== The task ==
Pull out every line with the word "условия".

== Material supplied ==
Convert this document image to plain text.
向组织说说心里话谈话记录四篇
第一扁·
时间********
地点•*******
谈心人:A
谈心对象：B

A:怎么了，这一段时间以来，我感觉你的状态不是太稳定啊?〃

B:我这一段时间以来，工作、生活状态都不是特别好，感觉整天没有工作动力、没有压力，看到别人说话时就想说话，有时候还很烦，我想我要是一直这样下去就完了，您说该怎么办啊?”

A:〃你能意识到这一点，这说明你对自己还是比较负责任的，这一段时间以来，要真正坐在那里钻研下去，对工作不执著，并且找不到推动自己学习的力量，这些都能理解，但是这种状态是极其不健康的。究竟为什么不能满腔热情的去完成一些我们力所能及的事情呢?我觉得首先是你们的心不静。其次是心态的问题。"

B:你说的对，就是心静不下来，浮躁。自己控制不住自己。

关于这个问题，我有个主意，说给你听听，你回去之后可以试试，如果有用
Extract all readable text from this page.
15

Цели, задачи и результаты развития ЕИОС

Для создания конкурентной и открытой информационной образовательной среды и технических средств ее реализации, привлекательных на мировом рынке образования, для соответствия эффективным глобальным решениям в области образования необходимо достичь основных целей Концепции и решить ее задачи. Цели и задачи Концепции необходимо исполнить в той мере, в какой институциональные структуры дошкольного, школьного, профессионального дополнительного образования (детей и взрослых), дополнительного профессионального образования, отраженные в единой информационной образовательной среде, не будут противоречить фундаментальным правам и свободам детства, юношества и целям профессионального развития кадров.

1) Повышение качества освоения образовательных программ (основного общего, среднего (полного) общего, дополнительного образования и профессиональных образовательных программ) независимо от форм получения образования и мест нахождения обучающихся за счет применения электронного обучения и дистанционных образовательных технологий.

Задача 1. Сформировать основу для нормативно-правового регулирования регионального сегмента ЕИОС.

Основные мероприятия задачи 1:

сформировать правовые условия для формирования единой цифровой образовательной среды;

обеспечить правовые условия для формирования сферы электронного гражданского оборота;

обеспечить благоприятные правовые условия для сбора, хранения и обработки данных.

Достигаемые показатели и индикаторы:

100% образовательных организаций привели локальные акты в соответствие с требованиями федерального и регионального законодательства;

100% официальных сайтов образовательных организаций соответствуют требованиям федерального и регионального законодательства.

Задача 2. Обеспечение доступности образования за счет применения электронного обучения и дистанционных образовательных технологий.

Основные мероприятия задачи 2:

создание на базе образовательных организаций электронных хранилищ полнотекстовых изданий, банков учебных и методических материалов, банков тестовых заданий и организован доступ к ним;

== In response ==
сформировать правовые условия для формирования единой цифровой образовательной среды;
обеспечить правовые условия для формирования сферы электронного гражданского оборота;
обеспечить благоприятные правовые условия для сбора, хранения и обработки данных.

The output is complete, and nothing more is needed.